Scan the lines below for the word "линии". Copy each line you find it in.
— Start of MATERIAL PROVIDED —
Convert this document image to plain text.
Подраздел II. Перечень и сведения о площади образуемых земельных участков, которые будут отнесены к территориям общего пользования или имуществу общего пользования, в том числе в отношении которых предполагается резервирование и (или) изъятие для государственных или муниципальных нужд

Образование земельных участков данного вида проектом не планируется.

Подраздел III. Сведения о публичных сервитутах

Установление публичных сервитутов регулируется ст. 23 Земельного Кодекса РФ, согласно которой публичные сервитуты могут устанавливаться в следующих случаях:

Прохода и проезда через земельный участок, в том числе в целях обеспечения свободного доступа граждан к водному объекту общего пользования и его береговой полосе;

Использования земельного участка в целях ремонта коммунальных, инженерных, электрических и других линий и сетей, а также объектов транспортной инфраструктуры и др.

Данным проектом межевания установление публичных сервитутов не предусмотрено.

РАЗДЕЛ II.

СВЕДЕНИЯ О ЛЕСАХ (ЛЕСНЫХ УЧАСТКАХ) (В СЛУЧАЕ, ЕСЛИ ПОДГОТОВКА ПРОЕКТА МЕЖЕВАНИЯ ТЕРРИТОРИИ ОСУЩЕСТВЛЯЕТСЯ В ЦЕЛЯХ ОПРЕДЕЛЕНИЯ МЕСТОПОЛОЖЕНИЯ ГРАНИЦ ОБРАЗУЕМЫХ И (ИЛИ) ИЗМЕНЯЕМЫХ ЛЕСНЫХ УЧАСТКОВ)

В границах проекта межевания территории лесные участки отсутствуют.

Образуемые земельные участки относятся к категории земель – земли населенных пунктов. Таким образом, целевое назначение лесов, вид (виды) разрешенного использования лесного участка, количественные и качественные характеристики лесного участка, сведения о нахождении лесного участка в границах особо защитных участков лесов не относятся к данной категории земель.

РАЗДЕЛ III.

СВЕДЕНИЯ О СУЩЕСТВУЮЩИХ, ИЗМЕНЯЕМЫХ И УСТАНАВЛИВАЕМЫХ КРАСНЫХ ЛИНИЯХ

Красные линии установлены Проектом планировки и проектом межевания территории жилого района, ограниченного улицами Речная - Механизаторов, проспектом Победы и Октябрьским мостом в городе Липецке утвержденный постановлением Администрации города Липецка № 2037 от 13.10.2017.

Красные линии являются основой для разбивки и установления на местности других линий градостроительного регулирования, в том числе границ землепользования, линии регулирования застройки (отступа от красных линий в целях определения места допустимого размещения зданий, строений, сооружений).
— End of MATERIAL PROVIDED —
- CORRECT OUTPUT
Красные линии установлены Проектом планировки и проектом межевания территории жилого района, ограниченного улицами Речная - Механизаторов, проспектом Победы и Октябрьским мостом в городе Липецке утвержденный постановлением Администрации города Липецка № 2037 от 13.10.2017.
Красные линии являются основой для разбивки и установления на местности других линий градостроительного регулирования, в том числе границ землепользования, линии регулирования застройки (отступа от красных линий в целях определения места допустимого размещения зданий, строений, сооружений).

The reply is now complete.